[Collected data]
::::::

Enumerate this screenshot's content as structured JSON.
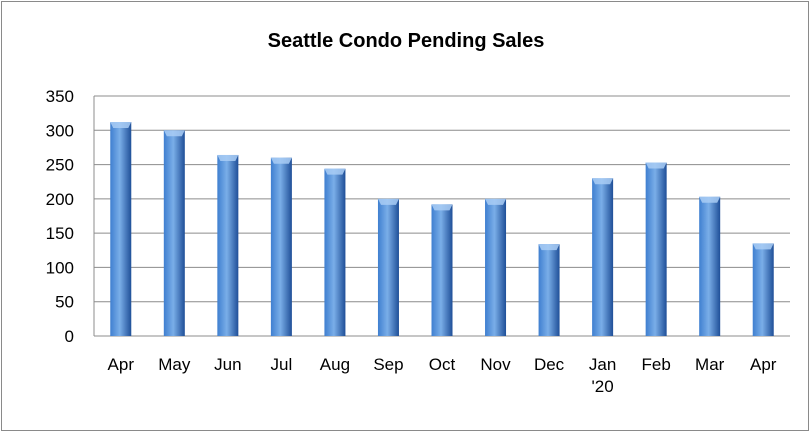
{
  "chart_data": {
    "type": "bar",
    "title": "Seattle Condo Pending Sales",
    "categories": [
      "Apr",
      "May",
      "Jun",
      "Jul",
      "Aug",
      "Sep",
      "Oct",
      "Nov",
      "Dec",
      "Jan\n'20",
      "Feb",
      "Mar",
      "Apr"
    ],
    "values": [
      312,
      300,
      264,
      260,
      244,
      200,
      192,
      200,
      134,
      230,
      253,
      203,
      135
    ],
    "ylim": [
      0,
      350
    ],
    "yticks": [
      0,
      50,
      100,
      150,
      200,
      250,
      300,
      350
    ],
    "grid": true,
    "legend": "none",
    "xlabel": "",
    "ylabel": "",
    "colors": {
      "bar_light": "#7aaee8",
      "bar_mid": "#3f7fd0",
      "bar_dark": "#1f4f98",
      "bar_top": "#a9cdf5",
      "grid": "#8c8c8c",
      "axis": "#8c8c8c"
    }
  }
}
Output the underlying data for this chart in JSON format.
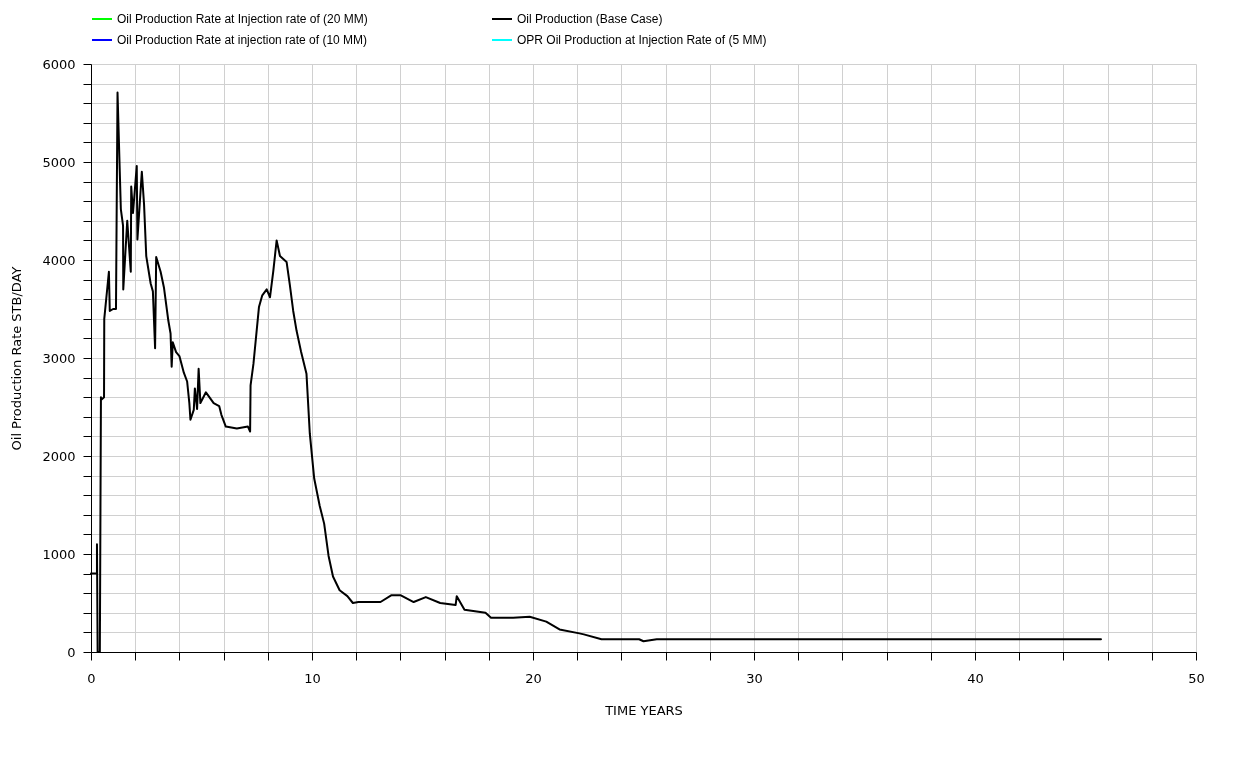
{
  "chart_data": {
    "type": "line",
    "xlabel": "TIME  YEARS",
    "ylabel": "Oil Production Rate  STB/DAY",
    "xlim": [
      0,
      50
    ],
    "ylim": [
      0,
      6000
    ],
    "xticks": [
      0,
      {
        "value": 2,
        "label": null
      },
      {
        "value": 4,
        "label": null
      },
      {
        "value": 6,
        "label": null
      },
      {
        "value": 8,
        "label": null
      },
      10,
      {
        "value": 12,
        "label": null
      },
      {
        "value": 14,
        "label": null
      },
      {
        "value": 16,
        "label": null
      },
      {
        "value": 18,
        "label": null
      },
      20,
      {
        "value": 22,
        "label": null
      },
      {
        "value": 24,
        "label": null
      },
      {
        "value": 26,
        "label": null
      },
      {
        "value": 28,
        "label": null
      },
      30,
      {
        "value": 32,
        "label": null
      },
      {
        "value": 34,
        "label": null
      },
      {
        "value": 36,
        "label": null
      },
      {
        "value": 38,
        "label": null
      },
      40,
      {
        "value": 42,
        "label": null
      },
      {
        "value": 44,
        "label": null
      },
      {
        "value": 46,
        "label": null
      },
      {
        "value": 48,
        "label": null
      },
      50
    ],
    "yticks": [
      0,
      {
        "value": 200,
        "label": null
      },
      {
        "value": 400,
        "label": null
      },
      {
        "value": 600,
        "label": null
      },
      {
        "value": 800,
        "label": null
      },
      1000,
      {
        "value": 1200,
        "label": null
      },
      {
        "value": 1400,
        "label": null
      },
      {
        "value": 1600,
        "label": null
      },
      {
        "value": 1800,
        "label": null
      },
      2000,
      {
        "value": 2200,
        "label": null
      },
      {
        "value": 2400,
        "label": null
      },
      {
        "value": 2600,
        "label": null
      },
      {
        "value": 2800,
        "label": null
      },
      3000,
      {
        "value": 3200,
        "label": null
      },
      {
        "value": 3400,
        "label": null
      },
      {
        "value": 3600,
        "label": null
      },
      {
        "value": 3800,
        "label": null
      },
      4000,
      {
        "value": 4200,
        "label": null
      },
      {
        "value": 4400,
        "label": null
      },
      {
        "value": 4600,
        "label": null
      },
      {
        "value": 4800,
        "label": null
      },
      5000,
      {
        "value": 5200,
        "label": null
      },
      {
        "value": 5400,
        "label": null
      },
      {
        "value": 5600,
        "label": null
      },
      {
        "value": 5800,
        "label": null
      },
      6000
    ],
    "grid": true,
    "legend": "top left",
    "marker": "none",
    "line_style": "solid",
    "series": [
      {
        "name": "Oil Production Rate at Injection rate of (20 MM)",
        "color": "#00ff00"
      },
      {
        "name": "Oil Production (Base Case)",
        "color": "#000000",
        "x": [
          0,
          0.27,
          0.27,
          0.3,
          0.4,
          0.45,
          0.45,
          0.59,
          0.6,
          0.81,
          0.85,
          1.0,
          1.13,
          1.2,
          1.35,
          1.45,
          1.46,
          1.64,
          1.8,
          1.82,
          1.9,
          2.07,
          2.1,
          2.3,
          2.4,
          2.5,
          2.7,
          2.8,
          2.9,
          2.95,
          3.15,
          3.3,
          3.5,
          3.6,
          3.65,
          3.7,
          3.85,
          4.0,
          4.2,
          4.35,
          4.45,
          4.5,
          4.65,
          4.7,
          4.8,
          4.87,
          4.95,
          5.2,
          5.55,
          5.8,
          5.9,
          6.1,
          6.6,
          7.1,
          7.2,
          7.22,
          7.35,
          7.6,
          7.75,
          7.95,
          8.1,
          8.25,
          8.4,
          8.55,
          8.85,
          9.0,
          9.15,
          9.3,
          9.5,
          9.75,
          9.9,
          10.1,
          10.35,
          10.55,
          10.75,
          10.95,
          11.25,
          11.6,
          11.85,
          12.1,
          13.1,
          13.6,
          14.0,
          14.6,
          15.15,
          15.8,
          16.5,
          16.55,
          16.9,
          17.85,
          18.1,
          19.1,
          19.85,
          20.6,
          21.2,
          22.1,
          22.3,
          23.1,
          24.8,
          25.0,
          25.6,
          45.7
        ],
        "values": [
          800,
          800,
          1100,
          0,
          0,
          2600,
          2570,
          2600,
          3400,
          3880,
          3480,
          3500,
          3500,
          5710,
          4520,
          4350,
          3700,
          4400,
          3880,
          4750,
          4480,
          4960,
          4210,
          4900,
          4570,
          4040,
          3760,
          3680,
          3100,
          4030,
          3880,
          3720,
          3380,
          3250,
          2910,
          3160,
          3060,
          3020,
          2850,
          2760,
          2540,
          2370,
          2470,
          2690,
          2480,
          2890,
          2540,
          2650,
          2540,
          2510,
          2420,
          2300,
          2280,
          2300,
          2250,
          2720,
          2940,
          3520,
          3640,
          3700,
          3620,
          3890,
          4200,
          4040,
          3980,
          3740,
          3480,
          3280,
          3070,
          2840,
          2230,
          1770,
          1490,
          1310,
          980,
          770,
          630,
          570,
          500,
          510,
          510,
          580,
          580,
          510,
          560,
          500,
          480,
          570,
          430,
          400,
          350,
          350,
          360,
          310,
          230,
          190,
          180,
          130,
          130,
          110,
          130,
          130
        ]
      },
      {
        "name": "Oil Production Rate at injection rate of (10 MM)",
        "color": "#0000ff"
      },
      {
        "name": "OPR Oil Production at Injection Rate of (5 MM)",
        "color": "#00ffff"
      }
    ]
  }
}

::::::

TASK PROMPT
Pictures don't belong in the copy. Restate all the entries exactly.

ANSWER BELOW
Enumerate this screenshot's content as structured JSON.
{
  "chart_data": {
    "type": "bar",
    "title": "Seattle Condo Pending Sales",
    "categories": [
      "Apr",
      "May",
      "Jun",
      "Jul",
      "Aug",
      "Sep",
      "Oct",
      "Nov",
      "Dec",
      "Jan\n'20",
      "Feb",
      "Mar",
      "Apr"
    ],
    "values": [
      312,
      300,
      264,
      260,
      244,
      200,
      192,
      200,
      134,
      230,
      253,
      203,
      135
    ],
    "ylim": [
      0,
      350
    ],
    "yticks": [
      0,
      50,
      100,
      150,
      200,
      250,
      300,
      350
    ],
    "grid": true,
    "legend": "none",
    "xlabel": "",
    "ylabel": "",
    "colors": {
      "bar_light": "#7aaee8",
      "bar_mid": "#3f7fd0",
      "bar_dark": "#1f4f98",
      "bar_top": "#a9cdf5",
      "grid": "#8c8c8c",
      "axis": "#8c8c8c"
    }
  }
}
Output the underlying data for this chart in JSON format.
{
  "chart_data": {
    "type": "line",
    "xlabel": "TIME  YEARS",
    "ylabel": "Oil Production Rate  STB/DAY",
    "xlim": [
      0,
      50
    ],
    "ylim": [
      0,
      6000
    ],
    "xticks": [
      0,
      {
        "value": 2,
        "label": null
      },
      {
        "value": 4,
        "label": null
      },
      {
        "value": 6,
        "label": null
      },
      {
        "value": 8,
        "label": null
      },
      10,
      {
        "value": 12,
        "label": null
      },
      {
        "value": 14,
        "label": null
      },
      {
        "value": 16,
        "label": null
      },
      {
        "value": 18,
        "label": null
      },
      20,
      {
        "value": 22,
        "label": null
      },
      {
        "value": 24,
        "label": null
      },
      {
        "value": 26,
        "label": null
      },
      {
        "value": 28,
        "label": null
      },
      30,
      {
        "value": 32,
        "label": null
      },
      {
        "value": 34,
        "label": null
      },
      {
        "value": 36,
        "label": null
      },
      {
        "value": 38,
        "label": null
      },
      40,
      {
        "value": 42,
        "label": null
      },
      {
        "value": 44,
        "label": null
      },
      {
        "value": 46,
        "label": null
      },
      {
        "value": 48,
        "label": null
      },
      50
    ],
    "yticks": [
      0,
      {
        "value": 200,
        "label": null
      },
      {
        "value": 400,
        "label": null
      },
      {
        "value": 600,
        "label": null
      },
      {
        "value": 800,
        "label": null
      },
      1000,
      {
        "value": 1200,
        "label": null
      },
      {
        "value": 1400,
        "label": null
      },
      {
        "value": 1600,
        "label": null
      },
      {
        "value": 1800,
        "label": null
      },
      2000,
      {
        "value": 2200,
        "label": null
      },
      {
        "value": 2400,
        "label": null
      },
      {
        "value": 2600,
        "label": null
      },
      {
        "value": 2800,
        "label": null
      },
      3000,
      {
        "value": 3200,
        "label": null
      },
      {
        "value": 3400,
        "label": null
      },
      {
        "value": 3600,
        "label": null
      },
      {
        "value": 3800,
        "label": null
      },
      4000,
      {
        "value": 4200,
        "label": null
      },
      {
        "value": 4400,
        "label": null
      },
      {
        "value": 4600,
        "label": null
      },
      {
        "value": 4800,
        "label": null
      },
      5000,
      {
        "value": 5200,
        "label": null
      },
      {
        "value": 5400,
        "label": null
      },
      {
        "value": 5600,
        "label": null
      },
      {
        "value": 5800,
        "label": null
      },
      6000
    ],
    "grid": true,
    "legend": "top left",
    "marker": "none",
    "line_style": "solid",
    "series": [
      {
        "name": "Oil Production Rate at Injection rate of (20 MM)",
        "color": "#00ff00"
      },
      {
        "name": "Oil Production (Base Case)",
        "color": "#000000",
        "x": [
          0,
          0.27,
          0.27,
          0.3,
          0.4,
          0.45,
          0.45,
          0.59,
          0.6,
          0.81,
          0.85,
          1.0,
          1.13,
          1.2,
          1.35,
          1.45,
          1.46,
          1.64,
          1.8,
          1.82,
          1.9,
          2.07,
          2.1,
          2.3,
          2.4,
          2.5,
          2.7,
          2.8,
          2.9,
          2.95,
          3.15,
          3.3,
          3.5,
          3.6,
          3.65,
          3.7,
          3.85,
          4.0,
          4.2,
          4.35,
          4.45,
          4.5,
          4.65,
          4.7,
          4.8,
          4.87,
          4.95,
          5.2,
          5.55,
          5.8,
          5.9,
          6.1,
          6.6,
          7.1,
          7.2,
          7.22,
          7.35,
          7.6,
          7.75,
          7.95,
          8.1,
          8.25,
          8.4,
          8.55,
          8.85,
          9.0,
          9.15,
          9.3,
          9.5,
          9.75,
          9.9,
          10.1,
          10.35,
          10.55,
          10.75,
          10.95,
          11.25,
          11.6,
          11.85,
          12.1,
          13.1,
          13.6,
          14.0,
          14.6,
          15.15,
          15.8,
          16.5,
          16.55,
          16.9,
          17.85,
          18.1,
          19.1,
          19.85,
          20.6,
          21.2,
          22.1,
          22.3,
          23.1,
          24.8,
          25.0,
          25.6,
          45.7
        ],
        "values": [
          800,
          800,
          1100,
          0,
          0,
          2600,
          2570,
          2600,
          3400,
          3880,
          3480,
          3500,
          3500,
          5710,
          4520,
          4350,
          3700,
          4400,
          3880,
          4750,
          4480,
          4960,
          4210,
          4900,
          4570,
          4040,
          3760,
          3680,
          3100,
          4030,
          3880,
          3720,
          3380,
          3250,
          2910,
          3160,
          3060,
          3020,
          2850,
          2760,
          2540,
          2370,
          2470,
          2690,
          2480,
          2890,
          2540,
          2650,
          2540,
          2510,
          2420,
          2300,
          2280,
          2300,
          2250,
          2720,
          2940,
          3520,
          3640,
          3700,
          3620,
          3890,
          4200,
          4040,
          3980,
          3740,
          3480,
          3280,
          3070,
          2840,
          2230,
          1770,
          1490,
          1310,
          980,
          770,
          630,
          570,
          500,
          510,
          510,
          580,
          580,
          510,
          560,
          500,
          480,
          570,
          430,
          400,
          350,
          350,
          360,
          310,
          230,
          190,
          180,
          130,
          130,
          110,
          130,
          130
        ]
      },
      {
        "name": "Oil Production Rate at injection rate of (10 MM)",
        "color": "#0000ff"
      },
      {
        "name": "OPR Oil Production at Injection Rate of (5 MM)",
        "color": "#00ffff"
      }
    ]
  }
}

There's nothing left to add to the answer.